* [TASK REQUIREMENTS]: Select the lines of the records containing the word "капитальные" and list them.

* [EXCERPTED DATA]:
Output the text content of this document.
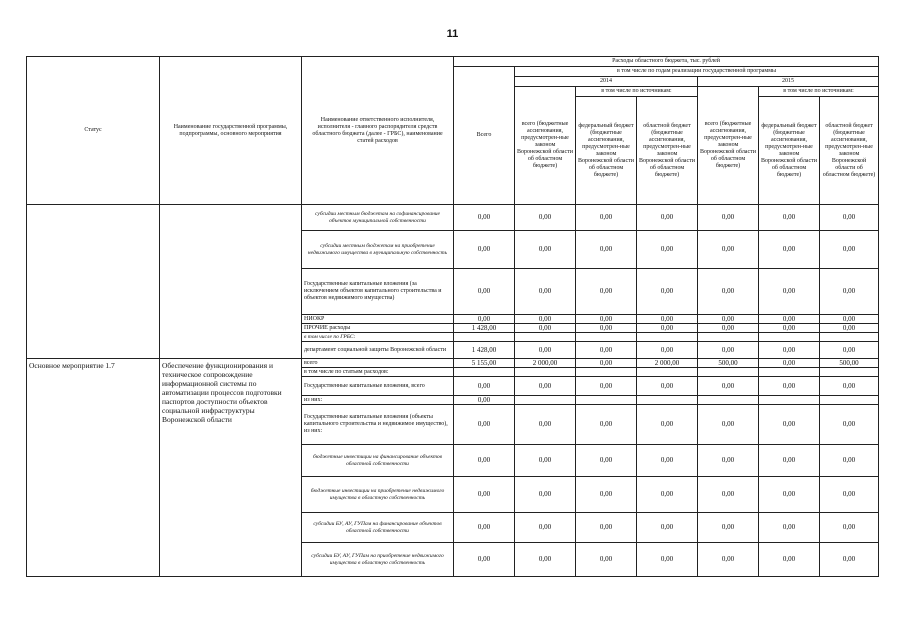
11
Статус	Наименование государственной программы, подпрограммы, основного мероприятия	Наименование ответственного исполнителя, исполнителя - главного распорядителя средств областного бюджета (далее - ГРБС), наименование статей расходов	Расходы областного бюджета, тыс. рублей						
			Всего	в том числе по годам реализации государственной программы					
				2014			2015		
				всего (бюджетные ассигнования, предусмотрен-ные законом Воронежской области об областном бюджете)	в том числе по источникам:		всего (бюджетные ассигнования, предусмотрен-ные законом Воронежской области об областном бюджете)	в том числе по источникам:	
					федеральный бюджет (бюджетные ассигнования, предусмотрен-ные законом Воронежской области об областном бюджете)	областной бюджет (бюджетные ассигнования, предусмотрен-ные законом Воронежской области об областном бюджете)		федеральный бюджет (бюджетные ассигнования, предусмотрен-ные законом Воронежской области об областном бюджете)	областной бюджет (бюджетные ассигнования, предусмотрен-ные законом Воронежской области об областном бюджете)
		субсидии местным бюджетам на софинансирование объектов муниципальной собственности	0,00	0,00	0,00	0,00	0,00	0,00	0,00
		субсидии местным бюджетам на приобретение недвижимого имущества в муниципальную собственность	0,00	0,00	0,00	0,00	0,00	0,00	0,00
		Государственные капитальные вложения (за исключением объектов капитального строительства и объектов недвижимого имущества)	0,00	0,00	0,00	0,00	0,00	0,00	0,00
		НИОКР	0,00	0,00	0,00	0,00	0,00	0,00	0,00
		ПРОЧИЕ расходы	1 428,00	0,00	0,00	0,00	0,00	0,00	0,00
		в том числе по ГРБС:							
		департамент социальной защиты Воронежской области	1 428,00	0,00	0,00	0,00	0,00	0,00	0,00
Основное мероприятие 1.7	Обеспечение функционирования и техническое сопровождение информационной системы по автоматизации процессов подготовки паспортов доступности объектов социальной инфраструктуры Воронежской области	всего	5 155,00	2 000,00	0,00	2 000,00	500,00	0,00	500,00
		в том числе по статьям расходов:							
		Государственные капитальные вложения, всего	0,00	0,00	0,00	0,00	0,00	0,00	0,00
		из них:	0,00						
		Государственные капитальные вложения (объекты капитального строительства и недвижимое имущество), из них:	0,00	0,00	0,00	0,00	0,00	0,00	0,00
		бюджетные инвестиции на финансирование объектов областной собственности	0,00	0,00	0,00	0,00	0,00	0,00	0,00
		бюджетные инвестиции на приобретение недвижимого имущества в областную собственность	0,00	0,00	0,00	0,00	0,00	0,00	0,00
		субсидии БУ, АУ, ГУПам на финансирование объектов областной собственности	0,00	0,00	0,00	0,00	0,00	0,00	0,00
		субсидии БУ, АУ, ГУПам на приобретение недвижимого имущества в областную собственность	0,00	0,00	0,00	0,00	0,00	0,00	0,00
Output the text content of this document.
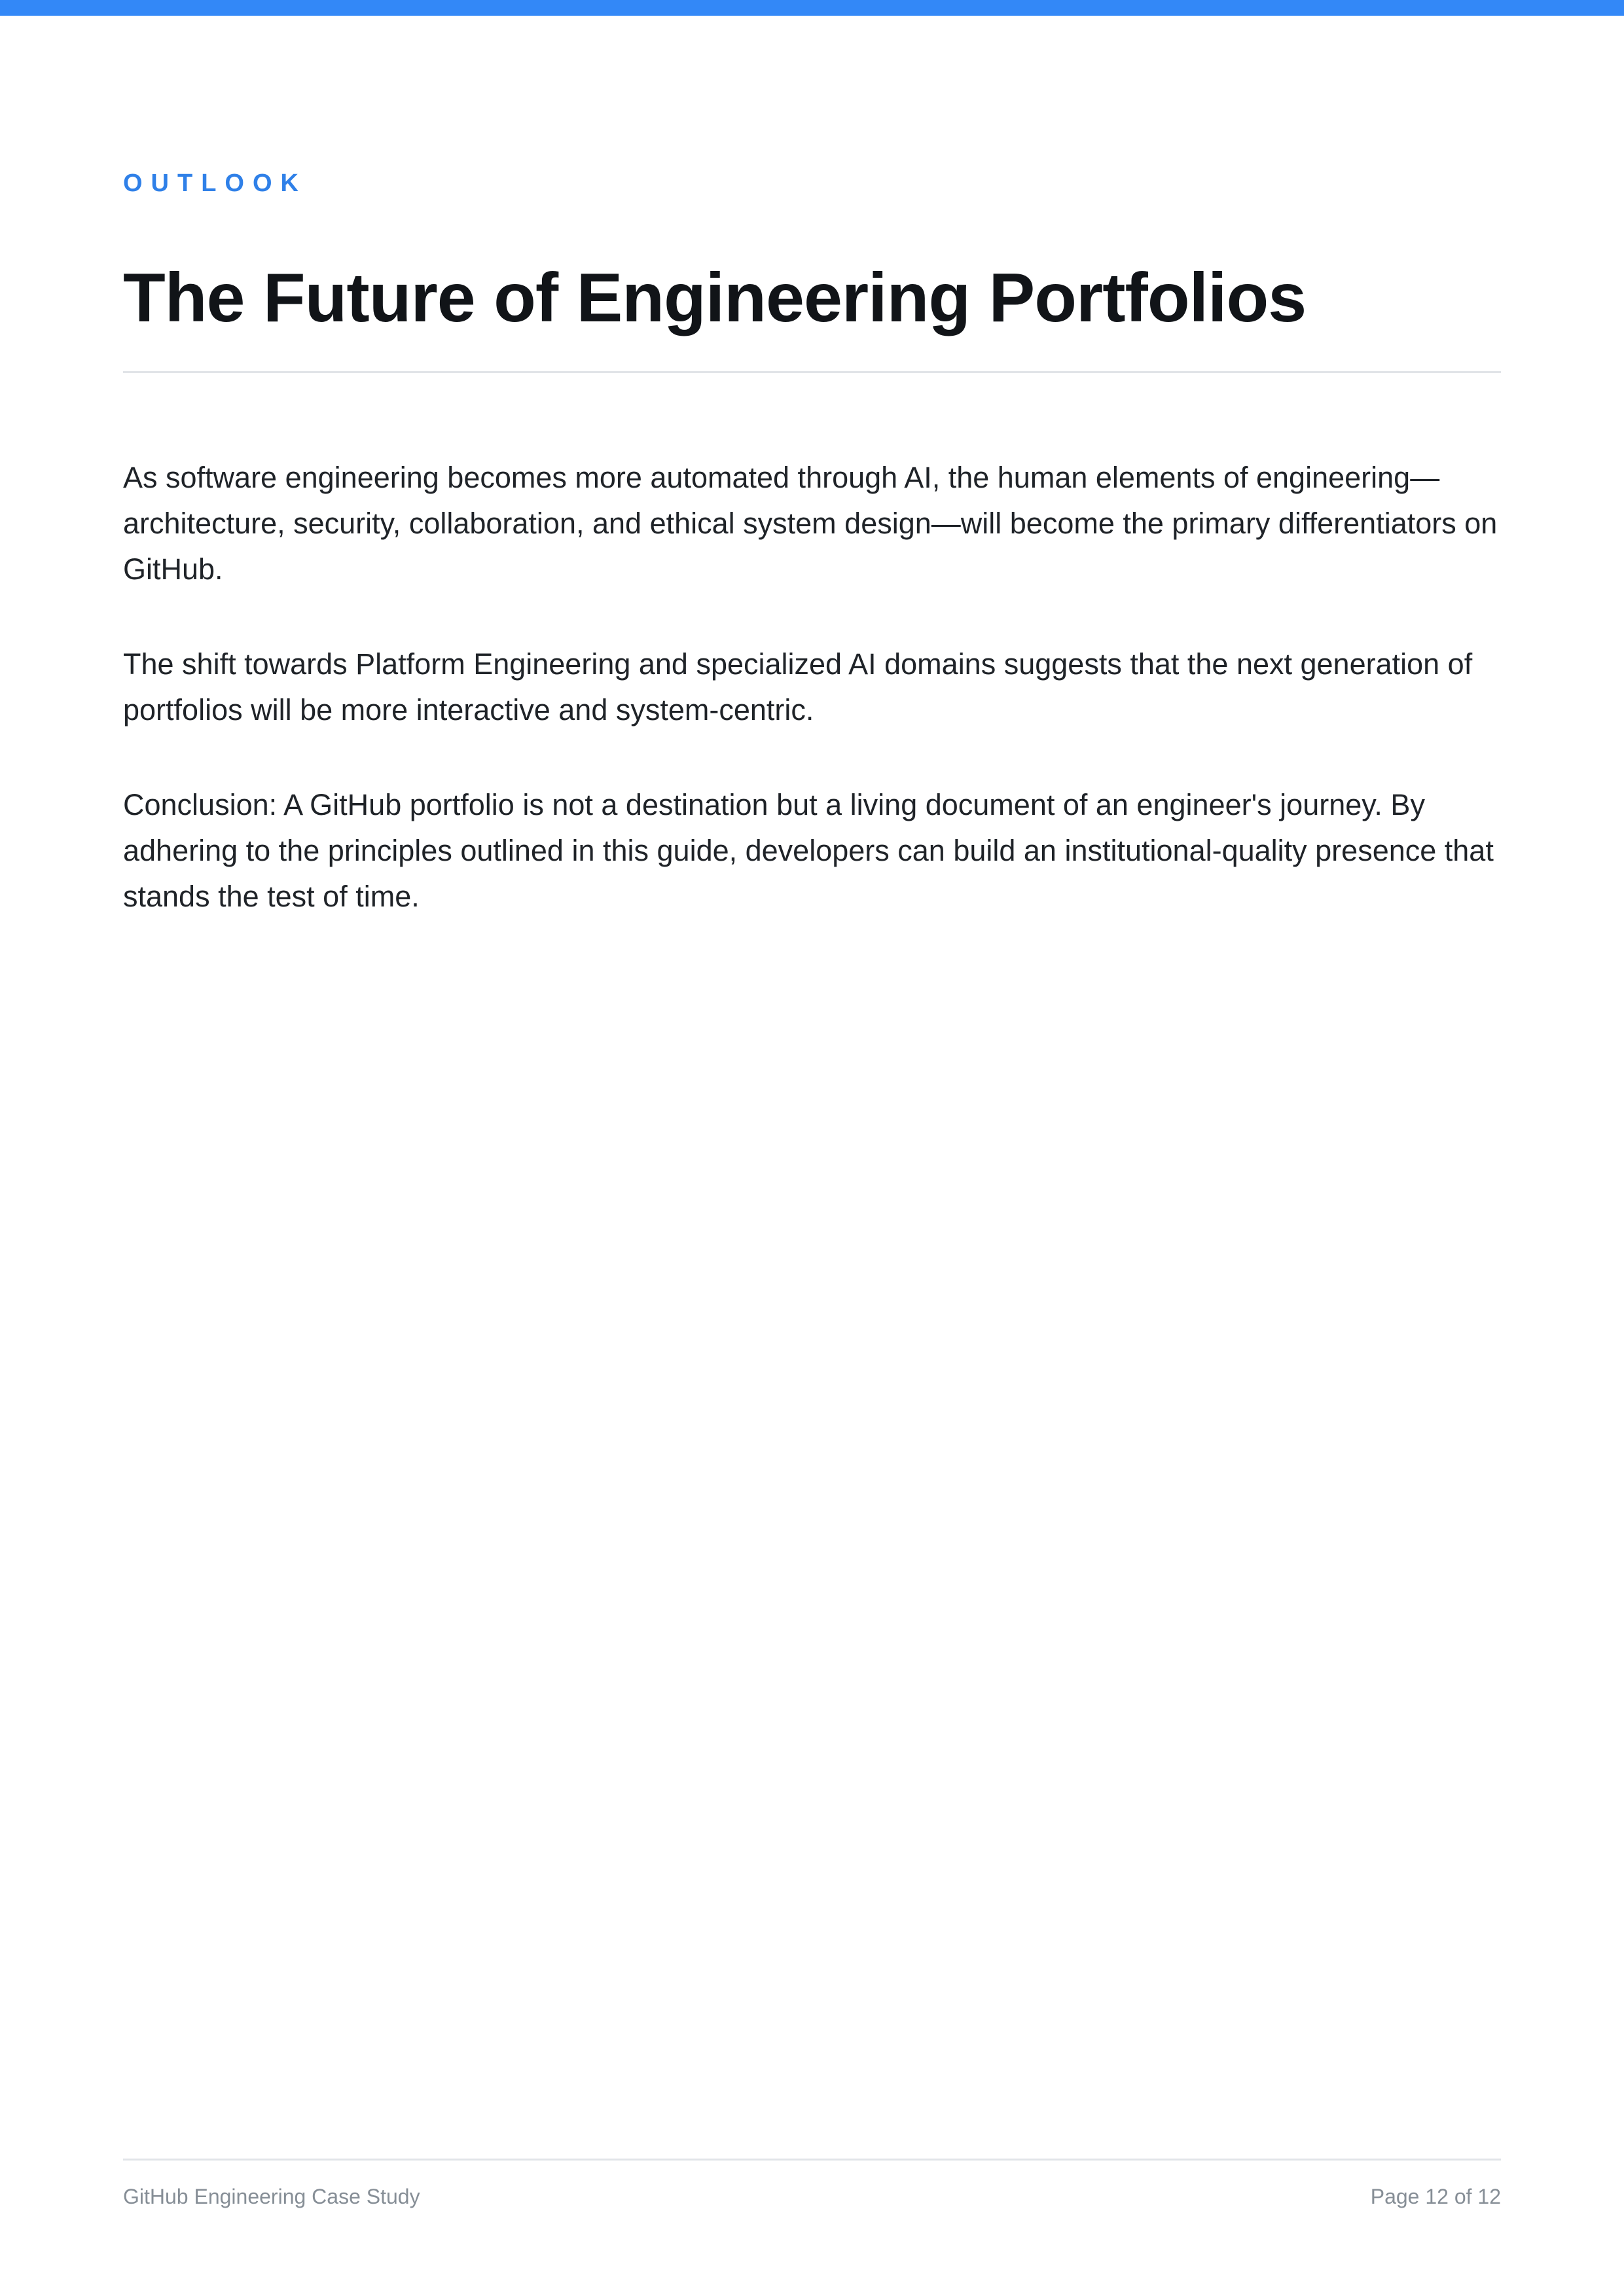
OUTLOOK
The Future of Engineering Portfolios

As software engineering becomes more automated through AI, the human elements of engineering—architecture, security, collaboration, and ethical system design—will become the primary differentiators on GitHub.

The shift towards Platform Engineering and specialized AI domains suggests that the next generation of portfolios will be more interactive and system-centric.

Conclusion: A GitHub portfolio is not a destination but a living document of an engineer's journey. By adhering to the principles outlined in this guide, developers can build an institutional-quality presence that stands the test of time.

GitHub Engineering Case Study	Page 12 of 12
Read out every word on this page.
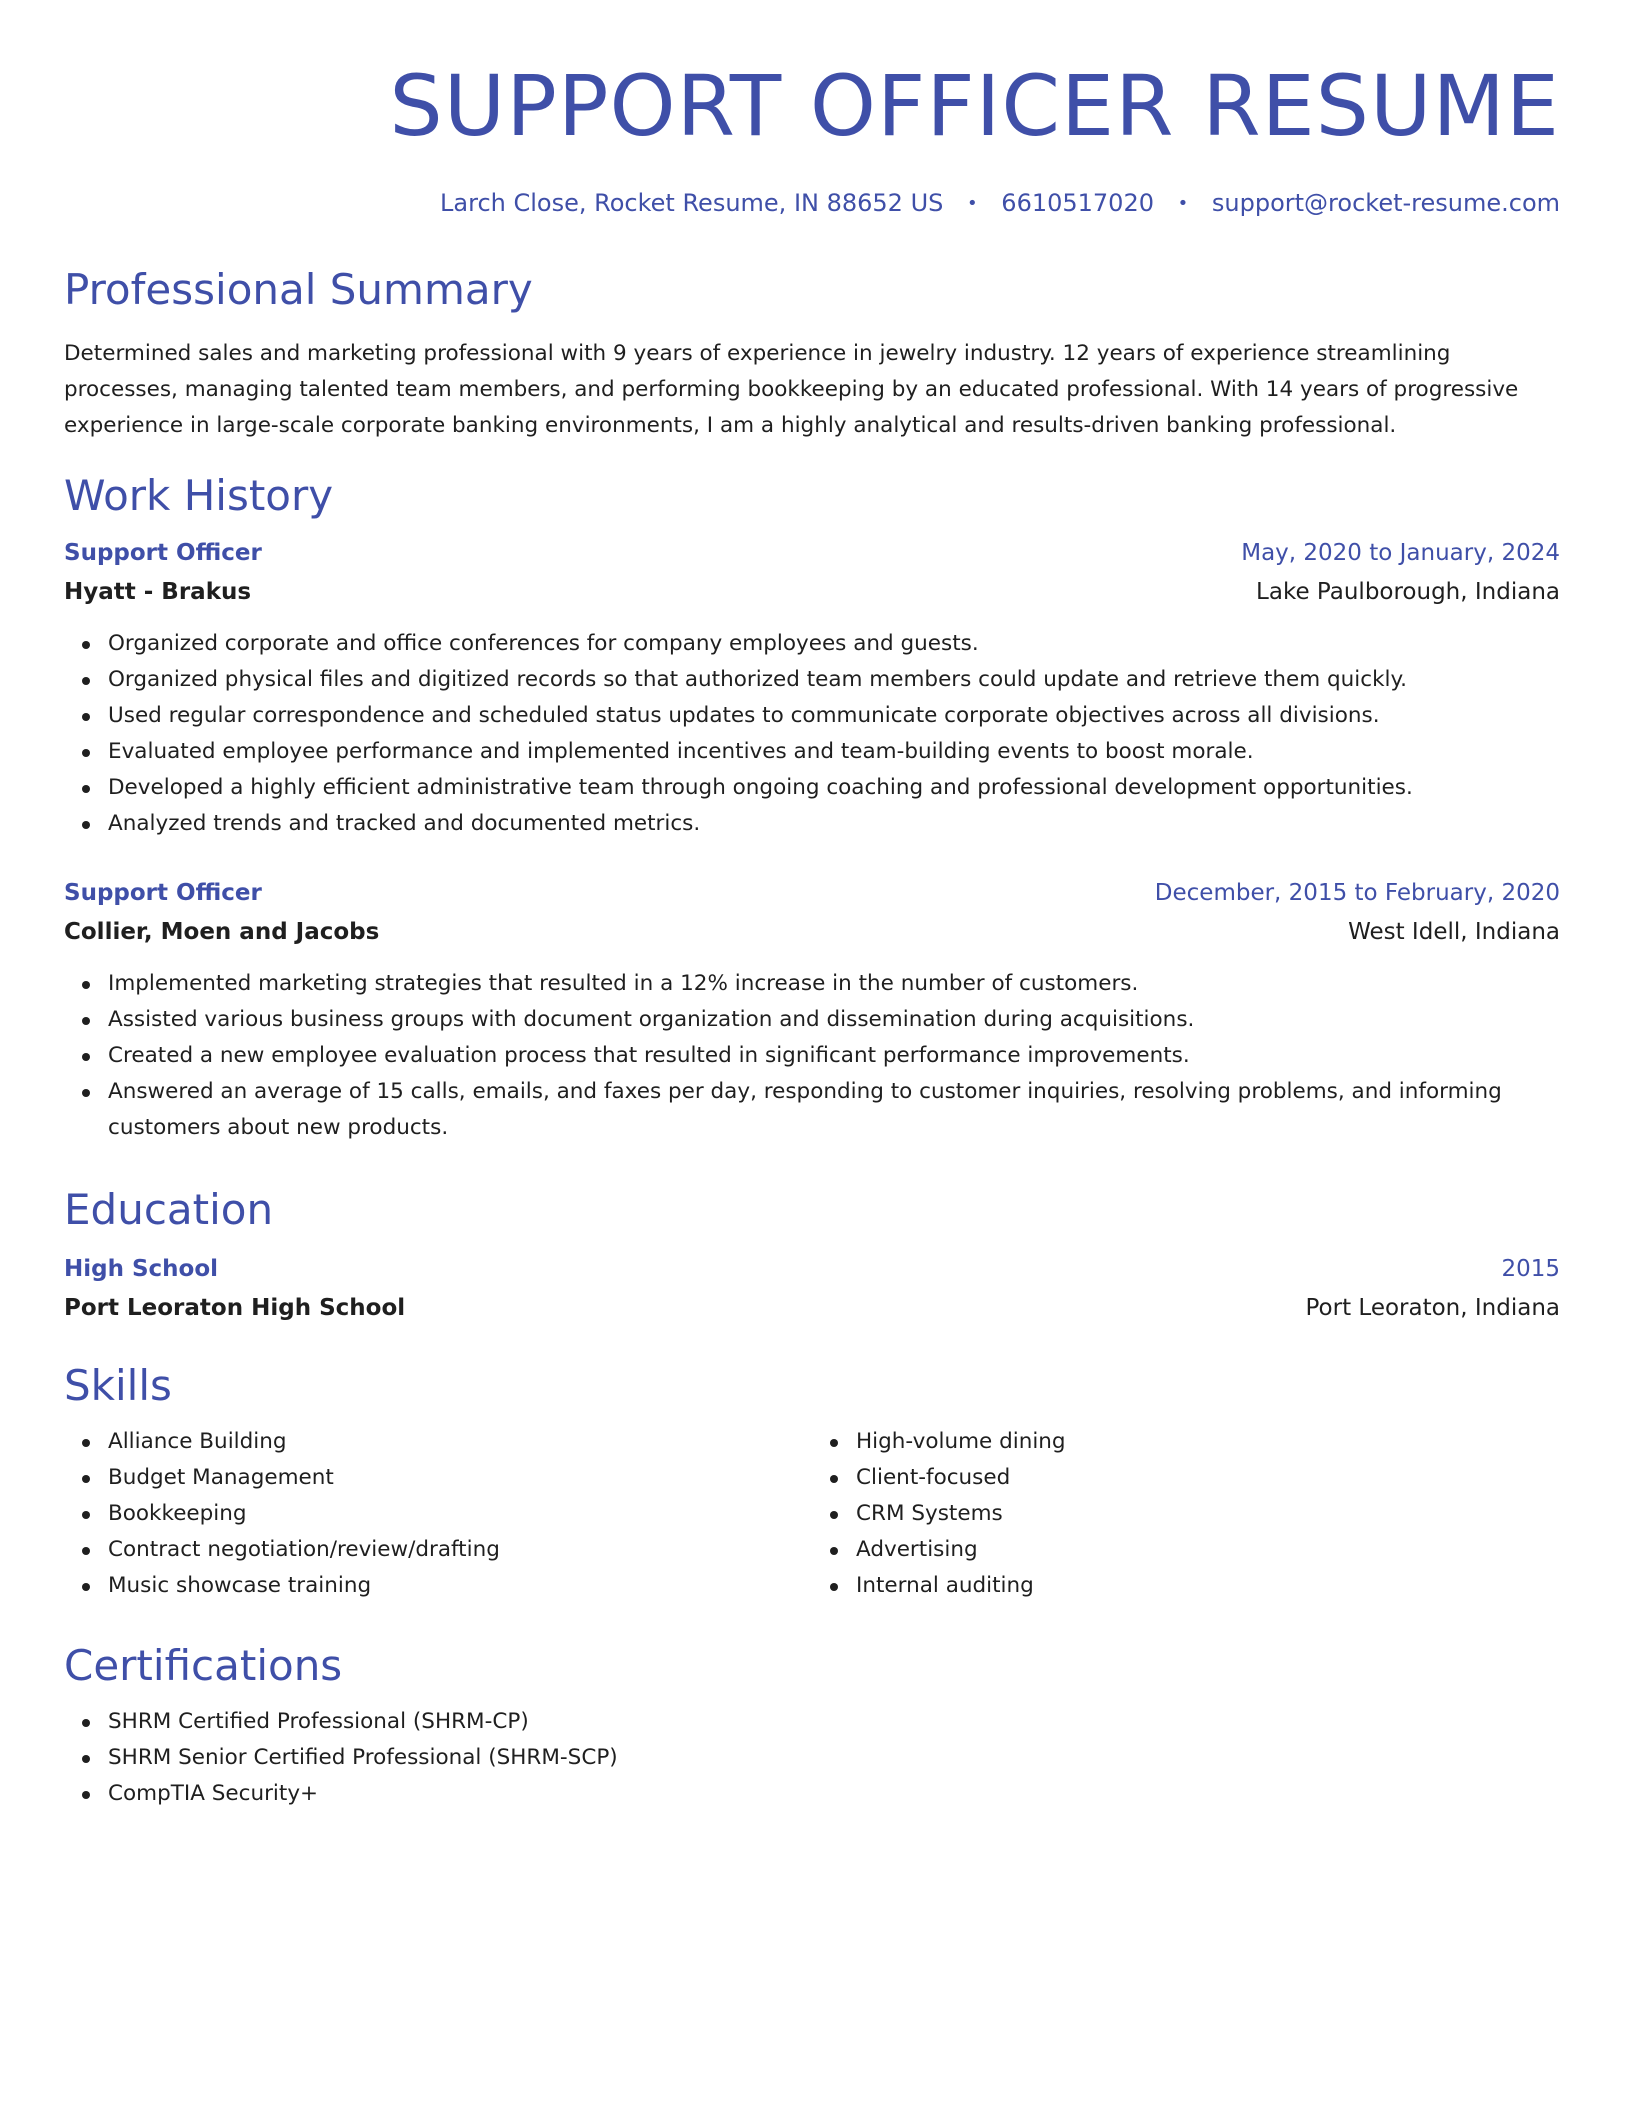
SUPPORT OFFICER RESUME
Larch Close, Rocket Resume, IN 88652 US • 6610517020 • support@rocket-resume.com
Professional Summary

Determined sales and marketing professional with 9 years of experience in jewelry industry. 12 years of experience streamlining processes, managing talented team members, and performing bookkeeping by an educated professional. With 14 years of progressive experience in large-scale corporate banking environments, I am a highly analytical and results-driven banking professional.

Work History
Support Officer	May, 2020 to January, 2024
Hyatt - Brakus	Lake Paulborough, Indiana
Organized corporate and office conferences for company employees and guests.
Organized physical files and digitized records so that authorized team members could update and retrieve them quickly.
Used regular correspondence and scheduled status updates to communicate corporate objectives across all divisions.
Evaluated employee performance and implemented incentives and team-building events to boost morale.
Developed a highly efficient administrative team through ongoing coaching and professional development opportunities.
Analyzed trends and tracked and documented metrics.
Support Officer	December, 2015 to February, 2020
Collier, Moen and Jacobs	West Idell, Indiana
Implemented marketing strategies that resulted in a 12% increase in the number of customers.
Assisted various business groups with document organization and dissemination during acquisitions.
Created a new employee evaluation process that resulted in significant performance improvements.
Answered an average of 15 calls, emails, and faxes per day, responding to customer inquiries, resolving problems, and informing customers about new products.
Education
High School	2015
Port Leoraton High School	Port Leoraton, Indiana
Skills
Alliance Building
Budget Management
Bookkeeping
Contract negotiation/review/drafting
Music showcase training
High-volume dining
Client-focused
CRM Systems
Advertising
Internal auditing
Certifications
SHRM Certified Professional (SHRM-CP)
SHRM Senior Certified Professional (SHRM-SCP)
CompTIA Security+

* [RESPONSE]:
		Государственные капитальные вложения (за исключением объектов капитального строительства и объектов недвижимого имущества)	0,00	0,00	0,00	0,00	0,00	0,00	0,00
		Государственные капитальные вложения, всего	0,00	0,00	0,00	0,00	0,00	0,00	0,00
		Государственные капитальные вложения (объекты капитального строительства и недвижимое имущество), из них:	0,00	0,00	0,00	0,00	0,00	0,00	0,00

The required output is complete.